Reproduce every line below exactly, leaving out the pictures.

(Element position data)
/---

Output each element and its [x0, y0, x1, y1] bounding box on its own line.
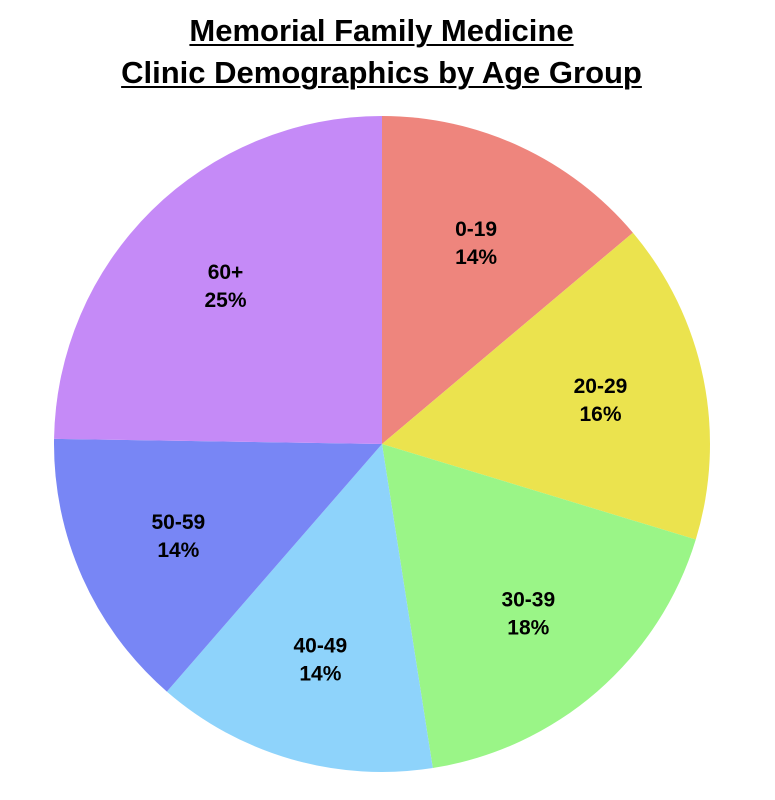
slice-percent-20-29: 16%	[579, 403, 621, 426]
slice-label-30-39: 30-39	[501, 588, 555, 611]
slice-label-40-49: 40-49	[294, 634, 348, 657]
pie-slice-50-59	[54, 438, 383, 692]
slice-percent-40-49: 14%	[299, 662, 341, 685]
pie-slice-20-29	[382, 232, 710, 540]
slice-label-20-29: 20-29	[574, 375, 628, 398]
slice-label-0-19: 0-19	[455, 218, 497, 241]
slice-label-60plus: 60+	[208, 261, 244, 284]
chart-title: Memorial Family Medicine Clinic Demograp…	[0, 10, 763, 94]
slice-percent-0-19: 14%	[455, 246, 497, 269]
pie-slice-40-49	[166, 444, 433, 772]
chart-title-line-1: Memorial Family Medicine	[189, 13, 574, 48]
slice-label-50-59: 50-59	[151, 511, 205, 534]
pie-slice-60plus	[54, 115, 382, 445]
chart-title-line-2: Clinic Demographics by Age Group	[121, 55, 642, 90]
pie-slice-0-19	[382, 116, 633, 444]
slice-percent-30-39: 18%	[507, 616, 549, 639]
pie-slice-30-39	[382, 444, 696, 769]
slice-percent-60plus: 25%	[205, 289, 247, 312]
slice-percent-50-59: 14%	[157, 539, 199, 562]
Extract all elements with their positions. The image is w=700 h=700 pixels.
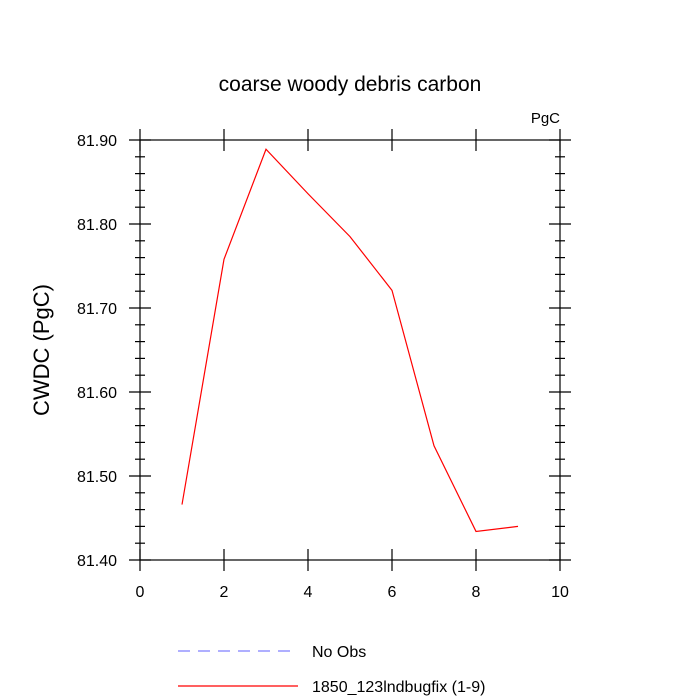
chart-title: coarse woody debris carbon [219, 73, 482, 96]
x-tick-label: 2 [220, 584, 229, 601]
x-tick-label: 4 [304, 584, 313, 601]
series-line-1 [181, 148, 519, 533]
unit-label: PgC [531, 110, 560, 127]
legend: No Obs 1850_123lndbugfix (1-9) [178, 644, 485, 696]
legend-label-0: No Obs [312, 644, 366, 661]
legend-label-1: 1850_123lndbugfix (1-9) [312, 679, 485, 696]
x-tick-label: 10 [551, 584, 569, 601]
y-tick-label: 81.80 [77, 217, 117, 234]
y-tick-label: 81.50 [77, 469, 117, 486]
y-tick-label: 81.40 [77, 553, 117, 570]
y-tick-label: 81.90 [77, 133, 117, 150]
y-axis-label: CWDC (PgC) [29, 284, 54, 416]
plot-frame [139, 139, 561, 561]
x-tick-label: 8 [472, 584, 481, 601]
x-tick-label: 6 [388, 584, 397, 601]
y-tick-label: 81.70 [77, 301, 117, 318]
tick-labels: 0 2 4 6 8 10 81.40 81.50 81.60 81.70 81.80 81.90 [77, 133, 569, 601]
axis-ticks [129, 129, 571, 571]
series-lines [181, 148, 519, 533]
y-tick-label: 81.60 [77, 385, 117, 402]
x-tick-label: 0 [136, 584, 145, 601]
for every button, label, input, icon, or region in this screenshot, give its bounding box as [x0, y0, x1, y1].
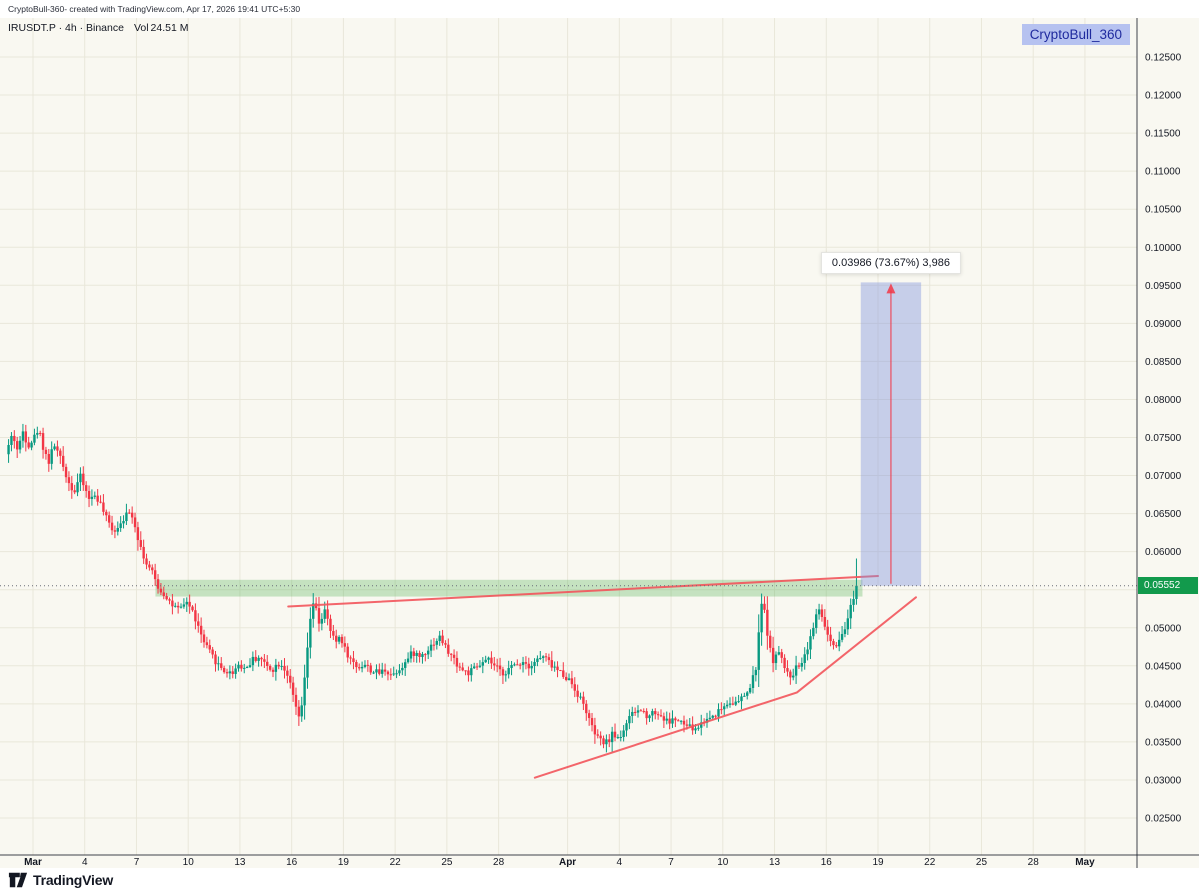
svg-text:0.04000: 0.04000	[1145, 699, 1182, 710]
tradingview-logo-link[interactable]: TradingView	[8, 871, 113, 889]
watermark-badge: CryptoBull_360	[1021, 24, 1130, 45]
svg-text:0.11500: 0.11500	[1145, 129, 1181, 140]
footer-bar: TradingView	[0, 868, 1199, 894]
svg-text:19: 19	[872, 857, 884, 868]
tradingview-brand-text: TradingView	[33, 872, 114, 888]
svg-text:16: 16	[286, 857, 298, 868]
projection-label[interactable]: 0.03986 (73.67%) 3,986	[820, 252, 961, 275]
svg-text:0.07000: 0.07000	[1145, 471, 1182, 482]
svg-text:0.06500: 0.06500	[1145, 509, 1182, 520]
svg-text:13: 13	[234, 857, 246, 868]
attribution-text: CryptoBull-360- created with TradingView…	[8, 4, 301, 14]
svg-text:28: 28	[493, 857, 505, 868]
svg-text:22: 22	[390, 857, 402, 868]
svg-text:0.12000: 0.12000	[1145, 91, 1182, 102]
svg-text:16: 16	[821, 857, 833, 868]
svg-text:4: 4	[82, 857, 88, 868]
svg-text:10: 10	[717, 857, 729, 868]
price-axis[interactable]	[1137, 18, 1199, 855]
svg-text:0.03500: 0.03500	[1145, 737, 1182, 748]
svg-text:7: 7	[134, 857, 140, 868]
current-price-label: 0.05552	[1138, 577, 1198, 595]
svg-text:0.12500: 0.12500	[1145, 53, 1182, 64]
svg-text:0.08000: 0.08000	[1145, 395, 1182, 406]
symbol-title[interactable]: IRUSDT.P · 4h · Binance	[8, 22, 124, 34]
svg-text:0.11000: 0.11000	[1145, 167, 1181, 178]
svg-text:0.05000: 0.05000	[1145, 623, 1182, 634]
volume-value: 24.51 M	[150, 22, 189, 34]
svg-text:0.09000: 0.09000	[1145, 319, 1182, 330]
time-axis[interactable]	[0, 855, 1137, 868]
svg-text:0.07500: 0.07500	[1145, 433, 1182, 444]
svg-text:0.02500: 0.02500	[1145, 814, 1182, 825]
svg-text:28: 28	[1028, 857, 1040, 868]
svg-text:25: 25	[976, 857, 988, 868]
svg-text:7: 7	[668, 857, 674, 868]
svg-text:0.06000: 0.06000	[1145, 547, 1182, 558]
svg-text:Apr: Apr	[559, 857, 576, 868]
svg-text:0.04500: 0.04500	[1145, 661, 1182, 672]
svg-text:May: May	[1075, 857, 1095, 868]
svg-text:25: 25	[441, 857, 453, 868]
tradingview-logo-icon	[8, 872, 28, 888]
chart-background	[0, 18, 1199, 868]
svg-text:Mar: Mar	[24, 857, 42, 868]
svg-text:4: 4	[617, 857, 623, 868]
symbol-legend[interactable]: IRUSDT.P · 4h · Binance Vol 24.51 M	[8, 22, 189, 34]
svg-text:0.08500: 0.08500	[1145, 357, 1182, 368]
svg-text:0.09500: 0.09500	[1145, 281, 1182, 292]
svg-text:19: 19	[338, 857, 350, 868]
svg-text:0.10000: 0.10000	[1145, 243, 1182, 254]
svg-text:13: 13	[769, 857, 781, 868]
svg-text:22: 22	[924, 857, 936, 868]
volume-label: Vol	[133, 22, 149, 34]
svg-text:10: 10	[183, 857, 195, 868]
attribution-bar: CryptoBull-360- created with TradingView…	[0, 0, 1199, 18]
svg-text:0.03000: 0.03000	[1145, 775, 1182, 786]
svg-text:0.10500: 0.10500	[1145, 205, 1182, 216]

\---

→ Task answer
Output each element and its [x0, y0, x1, y1] bounding box on its own line.
slice-percent-20-29: 16%	[579, 403, 621, 426]
slice-label-30-39: 30-39	[501, 588, 555, 611]
slice-label-40-49: 40-49	[294, 634, 348, 657]
pie-slice-50-59	[54, 438, 383, 692]
slice-percent-40-49: 14%	[299, 662, 341, 685]
pie-slice-20-29	[382, 232, 710, 540]
slice-label-20-29: 20-29	[574, 375, 628, 398]
slice-label-0-19: 0-19	[455, 218, 497, 241]
slice-label-60plus: 60+	[208, 261, 244, 284]
chart-title: Memorial Family Medicine Clinic Demograp…	[0, 10, 763, 94]
slice-percent-0-19: 14%	[455, 246, 497, 269]
pie-slice-40-49	[166, 444, 433, 772]
chart-title-line-1: Memorial Family Medicine	[189, 13, 574, 48]
slice-label-50-59: 50-59	[151, 511, 205, 534]
pie-slice-60plus	[54, 115, 382, 445]
chart-title-line-2: Clinic Demographics by Age Group	[121, 55, 642, 90]
pie-slice-0-19	[382, 116, 633, 444]
slice-percent-30-39: 18%	[507, 616, 549, 639]
pie-slice-30-39	[382, 444, 696, 769]
slice-percent-60plus: 25%	[205, 289, 247, 312]
slice-percent-50-59: 14%	[157, 539, 199, 562]
Extract all elements with their positions. The image is w=700 h=700 pixels.
chart-title: coarse woody debris carbon [219, 73, 482, 96]
x-tick-label: 2 [220, 584, 229, 601]
x-tick-label: 4 [304, 584, 313, 601]
series-line-1 [181, 148, 519, 533]
unit-label: PgC [531, 110, 560, 127]
legend: No Obs 1850_123lndbugfix (1-9) [178, 644, 485, 696]
legend-label-0: No Obs [312, 644, 366, 661]
legend-label-1: 1850_123lndbugfix (1-9) [312, 679, 485, 696]
x-tick-label: 10 [551, 584, 569, 601]
y-tick-label: 81.80 [77, 217, 117, 234]
y-tick-label: 81.50 [77, 469, 117, 486]
y-tick-label: 81.40 [77, 553, 117, 570]
y-tick-label: 81.90 [77, 133, 117, 150]
y-axis-label: CWDC (PgC) [29, 284, 54, 416]
plot-frame [139, 139, 561, 561]
x-tick-label: 8 [472, 584, 481, 601]
x-tick-label: 6 [388, 584, 397, 601]
y-tick-label: 81.70 [77, 301, 117, 318]
tick-labels: 0 2 4 6 8 10 81.40 81.50 81.60 81.70 81.80 81.90 [77, 133, 569, 601]
axis-ticks [129, 129, 571, 571]
series-lines [181, 148, 519, 533]
y-tick-label: 81.60 [77, 385, 117, 402]
x-tick-label: 0 [136, 584, 145, 601]
for every button, label, input, icon, or region in this screenshot, give its bounding box as [x0, y0, x1, y1].
svg-text:0.04000: 0.04000	[1145, 699, 1182, 710]
tradingview-logo-link[interactable]: TradingView	[8, 871, 113, 889]
watermark-badge: CryptoBull_360	[1021, 24, 1130, 45]
svg-text:0.11500: 0.11500	[1145, 129, 1181, 140]
footer-bar: TradingView	[0, 868, 1199, 894]
svg-text:19: 19	[872, 857, 884, 868]
tradingview-brand-text: TradingView	[33, 872, 114, 888]
svg-text:16: 16	[286, 857, 298, 868]
projection-label[interactable]: 0.03986 (73.67%) 3,986	[820, 252, 961, 275]
svg-text:0.07000: 0.07000	[1145, 471, 1182, 482]
svg-text:0.06500: 0.06500	[1145, 509, 1182, 520]
svg-text:13: 13	[234, 857, 246, 868]
attribution-text: CryptoBull-360- created with TradingView…	[8, 4, 301, 14]
svg-text:28: 28	[493, 857, 505, 868]
svg-text:22: 22	[390, 857, 402, 868]
svg-text:0.12000: 0.12000	[1145, 91, 1182, 102]
svg-text:16: 16	[821, 857, 833, 868]
svg-text:4: 4	[82, 857, 88, 868]
svg-text:10: 10	[717, 857, 729, 868]
price-axis[interactable]	[1137, 18, 1199, 855]
svg-text:0.03500: 0.03500	[1145, 737, 1182, 748]
svg-text:7: 7	[134, 857, 140, 868]
current-price-label: 0.05552	[1138, 577, 1198, 595]
svg-text:0.12500: 0.12500	[1145, 53, 1182, 64]
svg-text:0.08000: 0.08000	[1145, 395, 1182, 406]
symbol-title[interactable]: IRUSDT.P · 4h · Binance	[8, 22, 124, 34]
svg-text:0.11000: 0.11000	[1145, 167, 1181, 178]
svg-text:0.05000: 0.05000	[1145, 623, 1182, 634]
volume-value: 24.51 M	[150, 22, 189, 34]
svg-text:0.09000: 0.09000	[1145, 319, 1182, 330]
time-axis[interactable]	[0, 855, 1137, 868]
svg-text:0.07500: 0.07500	[1145, 433, 1182, 444]
svg-text:0.02500: 0.02500	[1145, 814, 1182, 825]
svg-text:28: 28	[1028, 857, 1040, 868]
svg-text:25: 25	[976, 857, 988, 868]
svg-text:7: 7	[668, 857, 674, 868]
svg-text:0.06000: 0.06000	[1145, 547, 1182, 558]
svg-text:Apr: Apr	[559, 857, 576, 868]
svg-text:0.04500: 0.04500	[1145, 661, 1182, 672]
svg-text:May: May	[1075, 857, 1095, 868]
svg-text:25: 25	[441, 857, 453, 868]
tradingview-logo-icon	[8, 872, 28, 888]
chart-background	[0, 18, 1199, 868]
svg-text:Mar: Mar	[24, 857, 42, 868]
svg-text:4: 4	[617, 857, 623, 868]
symbol-legend[interactable]: IRUSDT.P · 4h · Binance Vol 24.51 M	[8, 22, 189, 34]
svg-text:0.08500: 0.08500	[1145, 357, 1182, 368]
svg-text:0.09500: 0.09500	[1145, 281, 1182, 292]
svg-text:19: 19	[338, 857, 350, 868]
svg-text:0.10000: 0.10000	[1145, 243, 1182, 254]
svg-text:13: 13	[769, 857, 781, 868]
svg-text:22: 22	[924, 857, 936, 868]
volume-label: Vol	[133, 22, 149, 34]
svg-text:10: 10	[183, 857, 195, 868]
attribution-bar: CryptoBull-360- created with TradingView…	[0, 0, 1199, 18]
svg-text:0.03000: 0.03000	[1145, 775, 1182, 786]
svg-text:0.10500: 0.10500	[1145, 205, 1182, 216]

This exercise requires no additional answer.